##### DATASET ENTRIES

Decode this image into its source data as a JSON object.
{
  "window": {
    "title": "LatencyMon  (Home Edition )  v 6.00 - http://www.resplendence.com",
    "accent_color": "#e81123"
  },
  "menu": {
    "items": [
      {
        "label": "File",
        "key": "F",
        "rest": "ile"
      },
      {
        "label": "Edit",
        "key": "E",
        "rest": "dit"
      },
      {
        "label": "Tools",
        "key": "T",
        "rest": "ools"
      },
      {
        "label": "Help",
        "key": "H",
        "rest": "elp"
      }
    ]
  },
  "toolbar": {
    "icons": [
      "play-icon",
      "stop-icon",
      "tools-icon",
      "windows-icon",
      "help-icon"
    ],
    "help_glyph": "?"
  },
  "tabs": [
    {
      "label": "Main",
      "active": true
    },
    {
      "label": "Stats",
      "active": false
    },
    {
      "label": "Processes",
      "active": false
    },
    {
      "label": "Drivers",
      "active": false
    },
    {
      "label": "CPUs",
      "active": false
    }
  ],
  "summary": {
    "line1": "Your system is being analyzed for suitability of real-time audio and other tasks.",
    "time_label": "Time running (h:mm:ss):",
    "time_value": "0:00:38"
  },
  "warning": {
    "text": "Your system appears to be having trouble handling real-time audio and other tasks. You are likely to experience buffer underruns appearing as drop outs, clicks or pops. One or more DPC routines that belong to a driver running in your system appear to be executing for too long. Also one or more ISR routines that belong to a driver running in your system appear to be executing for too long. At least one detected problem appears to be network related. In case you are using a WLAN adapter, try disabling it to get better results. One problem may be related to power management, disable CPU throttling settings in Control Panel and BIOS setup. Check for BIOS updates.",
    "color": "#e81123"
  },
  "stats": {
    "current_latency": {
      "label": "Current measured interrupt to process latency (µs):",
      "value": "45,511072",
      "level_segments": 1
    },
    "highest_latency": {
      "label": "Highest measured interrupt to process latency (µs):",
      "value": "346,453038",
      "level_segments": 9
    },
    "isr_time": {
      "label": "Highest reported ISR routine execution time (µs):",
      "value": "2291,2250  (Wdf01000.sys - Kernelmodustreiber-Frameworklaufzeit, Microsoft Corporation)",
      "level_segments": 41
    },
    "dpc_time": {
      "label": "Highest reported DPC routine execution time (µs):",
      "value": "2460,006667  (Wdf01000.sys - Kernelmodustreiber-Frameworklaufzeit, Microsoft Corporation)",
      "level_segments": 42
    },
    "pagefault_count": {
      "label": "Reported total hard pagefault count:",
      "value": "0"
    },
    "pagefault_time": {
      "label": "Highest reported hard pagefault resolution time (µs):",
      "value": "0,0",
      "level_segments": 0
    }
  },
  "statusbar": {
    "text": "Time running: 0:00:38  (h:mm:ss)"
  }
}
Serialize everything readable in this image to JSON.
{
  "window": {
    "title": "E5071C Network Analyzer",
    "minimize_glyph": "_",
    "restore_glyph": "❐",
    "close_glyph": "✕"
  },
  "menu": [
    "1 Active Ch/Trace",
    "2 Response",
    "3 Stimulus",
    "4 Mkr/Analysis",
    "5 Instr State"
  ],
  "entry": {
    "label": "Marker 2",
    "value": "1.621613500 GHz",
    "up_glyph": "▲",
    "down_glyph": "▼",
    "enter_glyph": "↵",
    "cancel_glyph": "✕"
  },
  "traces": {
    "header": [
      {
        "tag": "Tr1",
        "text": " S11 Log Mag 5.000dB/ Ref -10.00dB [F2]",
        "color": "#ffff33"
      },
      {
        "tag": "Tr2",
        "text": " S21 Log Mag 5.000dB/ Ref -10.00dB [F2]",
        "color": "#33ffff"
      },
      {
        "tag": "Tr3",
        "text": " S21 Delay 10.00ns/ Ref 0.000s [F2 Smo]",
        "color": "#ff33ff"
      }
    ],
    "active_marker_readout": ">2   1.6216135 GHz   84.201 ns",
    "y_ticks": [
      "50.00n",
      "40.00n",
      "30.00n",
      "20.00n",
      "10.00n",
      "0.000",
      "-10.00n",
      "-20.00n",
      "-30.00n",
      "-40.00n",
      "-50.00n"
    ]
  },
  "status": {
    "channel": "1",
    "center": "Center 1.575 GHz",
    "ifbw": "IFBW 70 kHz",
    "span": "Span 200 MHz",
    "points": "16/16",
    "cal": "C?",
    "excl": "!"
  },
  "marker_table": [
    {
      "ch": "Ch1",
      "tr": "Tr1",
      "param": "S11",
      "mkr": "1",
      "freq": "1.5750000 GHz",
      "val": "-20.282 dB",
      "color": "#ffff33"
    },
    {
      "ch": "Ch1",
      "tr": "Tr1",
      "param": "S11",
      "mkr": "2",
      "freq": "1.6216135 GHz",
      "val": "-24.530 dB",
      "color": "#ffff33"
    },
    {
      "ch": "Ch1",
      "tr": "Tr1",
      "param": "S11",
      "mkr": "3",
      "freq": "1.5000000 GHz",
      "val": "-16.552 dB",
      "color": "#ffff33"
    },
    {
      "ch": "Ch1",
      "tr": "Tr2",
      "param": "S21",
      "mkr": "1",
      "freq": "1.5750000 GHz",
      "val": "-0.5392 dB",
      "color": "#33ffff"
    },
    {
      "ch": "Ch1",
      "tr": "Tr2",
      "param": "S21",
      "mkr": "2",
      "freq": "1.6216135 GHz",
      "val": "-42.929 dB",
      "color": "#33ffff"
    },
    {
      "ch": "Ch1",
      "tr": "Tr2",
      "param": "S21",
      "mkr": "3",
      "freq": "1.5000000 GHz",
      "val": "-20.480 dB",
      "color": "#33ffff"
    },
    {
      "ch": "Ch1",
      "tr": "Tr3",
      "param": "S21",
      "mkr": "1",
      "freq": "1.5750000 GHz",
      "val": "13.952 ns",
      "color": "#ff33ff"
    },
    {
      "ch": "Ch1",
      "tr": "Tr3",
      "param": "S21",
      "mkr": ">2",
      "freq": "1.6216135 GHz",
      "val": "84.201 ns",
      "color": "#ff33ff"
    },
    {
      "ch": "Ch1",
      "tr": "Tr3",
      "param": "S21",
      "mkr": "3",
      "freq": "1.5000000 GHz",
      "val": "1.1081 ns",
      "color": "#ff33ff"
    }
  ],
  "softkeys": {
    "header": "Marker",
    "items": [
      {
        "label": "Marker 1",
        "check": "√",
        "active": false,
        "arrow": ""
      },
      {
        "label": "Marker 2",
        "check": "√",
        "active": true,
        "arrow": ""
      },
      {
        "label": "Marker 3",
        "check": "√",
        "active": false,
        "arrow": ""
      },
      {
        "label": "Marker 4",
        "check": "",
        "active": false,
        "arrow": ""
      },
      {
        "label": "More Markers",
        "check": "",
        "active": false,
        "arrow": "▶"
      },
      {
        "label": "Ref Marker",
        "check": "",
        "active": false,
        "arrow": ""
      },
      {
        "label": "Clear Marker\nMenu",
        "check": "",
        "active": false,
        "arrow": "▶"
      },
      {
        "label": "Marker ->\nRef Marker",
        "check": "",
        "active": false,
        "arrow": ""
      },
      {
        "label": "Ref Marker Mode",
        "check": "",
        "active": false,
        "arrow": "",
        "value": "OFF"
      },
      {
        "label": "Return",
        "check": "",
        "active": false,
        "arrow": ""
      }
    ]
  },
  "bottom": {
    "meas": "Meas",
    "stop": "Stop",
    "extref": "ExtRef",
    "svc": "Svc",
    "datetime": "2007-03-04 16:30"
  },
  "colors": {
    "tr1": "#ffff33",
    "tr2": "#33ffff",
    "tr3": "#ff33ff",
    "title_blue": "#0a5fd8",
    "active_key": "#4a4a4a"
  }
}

##########

BRIEF >> Retype all of the entries precisely as they are.

ANSWER IN FULL >>
Decode this image into its source data as a JSON object.
{
  "window": {
    "title": "LatencyMon  (Home Edition )  v 6.00 - http://www.resplendence.com",
    "accent_color": "#e81123"
  },
  "menu": {
    "items": [
      {
        "label": "File",
        "key": "F",
        "rest": "ile"
      },
      {
        "label": "Edit",
        "key": "E",
        "rest": "dit"
      },
      {
        "label": "Tools",
        "key": "T",
        "rest": "ools"
      },
      {
        "label": "Help",
        "key": "H",
        "rest": "elp"
      }
    ]
  },
  "toolbar": {
    "icons": [
      "play-icon",
      "stop-icon",
      "tools-icon",
      "windows-icon",
      "help-icon"
    ],
    "help_glyph": "?"
  },
  "tabs": [
    {
      "label": "Main",
      "active": true
    },
    {
      "label": "Stats",
      "active": false
    },
    {
      "label": "Processes",
      "active": false
    },
    {
      "label": "Drivers",
      "active": false
    },
    {
      "label": "CPUs",
      "active": false
    }
  ],
  "summary": {
    "line1": "Your system is being analyzed for suitability of real-time audio and other tasks.",
    "time_label": "Time running (h:mm:ss):",
    "time_value": "0:00:38"
  },
  "warning": {
    "text": "Your system appears to be having trouble handling real-time audio and other tasks. You are likely to experience buffer underruns appearing as drop outs, clicks or pops. One or more DPC routines that belong to a driver running in your system appear to be executing for too long. Also one or more ISR routines that belong to a driver running in your system appear to be executing for too long. At least one detected problem appears to be network related. In case you are using a WLAN adapter, try disabling it to get better results. One problem may be related to power management, disable CPU throttling settings in Control Panel and BIOS setup. Check for BIOS updates.",
    "color": "#e81123"
  },
  "stats": {
    "current_latency": {
      "label": "Current measured interrupt to process latency (µs):",
      "value": "45,511072",
      "level_segments": 1
    },
    "highest_latency": {
      "label": "Highest measured interrupt to process latency (µs):",
      "value": "346,453038",
      "level_segments": 9
    },
    "isr_time": {
      "label": "Highest reported ISR routine execution time (µs):",
      "value": "2291,2250  (Wdf01000.sys - Kernelmodustreiber-Frameworklaufzeit, Microsoft Corporation)",
      "level_segments": 41
    },
    "dpc_time": {
      "label": "Highest reported DPC routine execution time (µs):",
      "value": "2460,006667  (Wdf01000.sys - Kernelmodustreiber-Frameworklaufzeit, Microsoft Corporation)",
      "level_segments": 42
    },
    "pagefault_count": {
      "label": "Reported total hard pagefault count:",
      "value": "0"
    },
    "pagefault_time": {
      "label": "Highest reported hard pagefault resolution time (µs):",
      "value": "0,0",
      "level_segments": 0
    }
  },
  "statusbar": {
    "text": "Time running: 0:00:38  (h:mm:ss)"
  }
}
Serialize everything readable in this image to JSON.
{
  "window": {
    "title": "E5071C Network Analyzer",
    "minimize_glyph": "_",
    "restore_glyph": "❐",
    "close_glyph": "✕"
  },
  "menu": [
    "1 Active Ch/Trace",
    "2 Response",
    "3 Stimulus",
    "4 Mkr/Analysis",
    "5 Instr State"
  ],
  "entry": {
    "label": "Marker 2",
    "value": "1.621613500 GHz",
    "up_glyph": "▲",
    "down_glyph": "▼",
    "enter_glyph": "↵",
    "cancel_glyph": "✕"
  },
  "traces": {
    "header": [
      {
        "tag": "Tr1",
        "text": " S11 Log Mag 5.000dB/ Ref -10.00dB [F2]",
        "color": "#ffff33"
      },
      {
        "tag": "Tr2",
        "text": " S21 Log Mag 5.000dB/ Ref -10.00dB [F2]",
        "color": "#33ffff"
      },
      {
        "tag": "Tr3",
        "text": " S21 Delay 10.00ns/ Ref 0.000s [F2 Smo]",
        "color": "#ff33ff"
      }
    ],
    "active_marker_readout": ">2   1.6216135 GHz   84.201 ns",
    "y_ticks": [
      "50.00n",
      "40.00n",
      "30.00n",
      "20.00n",
      "10.00n",
      "0.000",
      "-10.00n",
      "-20.00n",
      "-30.00n",
      "-40.00n",
      "-50.00n"
    ]
  },
  "status": {
    "channel": "1",
    "center": "Center 1.575 GHz",
    "ifbw": "IFBW 70 kHz",
    "span": "Span 200 MHz",
    "points": "16/16",
    "cal": "C?",
    "excl": "!"
  },
  "marker_table": [
    {
      "ch": "Ch1",
      "tr": "Tr1",
      "param": "S11",
      "mkr": "1",
      "freq": "1.5750000 GHz",
      "val": "-20.282 dB",
      "color": "#ffff33"
    },
    {
      "ch": "Ch1",
      "tr": "Tr1",
      "param": "S11",
      "mkr": "2",
      "freq": "1.6216135 GHz",
      "val": "-24.530 dB",
      "color": "#ffff33"
    },
    {
      "ch": "Ch1",
      "tr": "Tr1",
      "param": "S11",
      "mkr": "3",
      "freq": "1.5000000 GHz",
      "val": "-16.552 dB",
      "color": "#ffff33"
    },
    {
      "ch": "Ch1",
      "tr": "Tr2",
      "param": "S21",
      "mkr": "1",
      "freq": "1.5750000 GHz",
      "val": "-0.5392 dB",
      "color": "#33ffff"
    },
    {
      "ch": "Ch1",
      "tr": "Tr2",
      "param": "S21",
      "mkr": "2",
      "freq": "1.6216135 GHz",
      "val": "-42.929 dB",
      "color": "#33ffff"
    },
    {
      "ch": "Ch1",
      "tr": "Tr2",
      "param": "S21",
      "mkr": "3",
      "freq": "1.5000000 GHz",
      "val": "-20.480 dB",
      "color": "#33ffff"
    },
    {
      "ch": "Ch1",
      "tr": "Tr3",
      "param": "S21",
      "mkr": "1",
      "freq": "1.5750000 GHz",
      "val": "13.952 ns",
      "color": "#ff33ff"
    },
    {
      "ch": "Ch1",
      "tr": "Tr3",
      "param": "S21",
      "mkr": ">2",
      "freq": "1.6216135 GHz",
      "val": "84.201 ns",
      "color": "#ff33ff"
    },
    {
      "ch": "Ch1",
      "tr": "Tr3",
      "param": "S21",
      "mkr": "3",
      "freq": "1.5000000 GHz",
      "val": "1.1081 ns",
      "color": "#ff33ff"
    }
  ],
  "softkeys": {
    "header": "Marker",
    "items": [
      {
        "label": "Marker 1",
        "check": "√",
        "active": false,
        "arrow": ""
      },
      {
        "label": "Marker 2",
        "check": "√",
        "active": true,
        "arrow": ""
      },
      {
        "label": "Marker 3",
        "check": "√",
        "active": false,
        "arrow": ""
      },
      {
        "label": "Marker 4",
        "check": "",
        "active": false,
        "arrow": ""
      },
      {
        "label": "More Markers",
        "check": "",
        "active": false,
        "arrow": "▶"
      },
      {
        "label": "Ref Marker",
        "check": "",
        "active": false,
        "arrow": ""
      },
      {
        "label": "Clear Marker\nMenu",
        "check": "",
        "active": false,
        "arrow": "▶"
      },
      {
        "label": "Marker ->\nRef Marker",
        "check": "",
        "active": false,
        "arrow": ""
      },
      {
        "label": "Ref Marker Mode",
        "check": "",
        "active": false,
        "arrow": "",
        "value": "OFF"
      },
      {
        "label": "Return",
        "check": "",
        "active": false,
        "arrow": ""
      }
    ]
  },
  "bottom": {
    "meas": "Meas",
    "stop": "Stop",
    "extref": "ExtRef",
    "svc": "Svc",
    "datetime": "2007-03-04 16:30"
  },
  "colors": {
    "tr1": "#ffff33",
    "tr2": "#33ffff",
    "tr3": "#ff33ff",
    "title_blue": "#0a5fd8",
    "active_key": "#4a4a4a"
  }
}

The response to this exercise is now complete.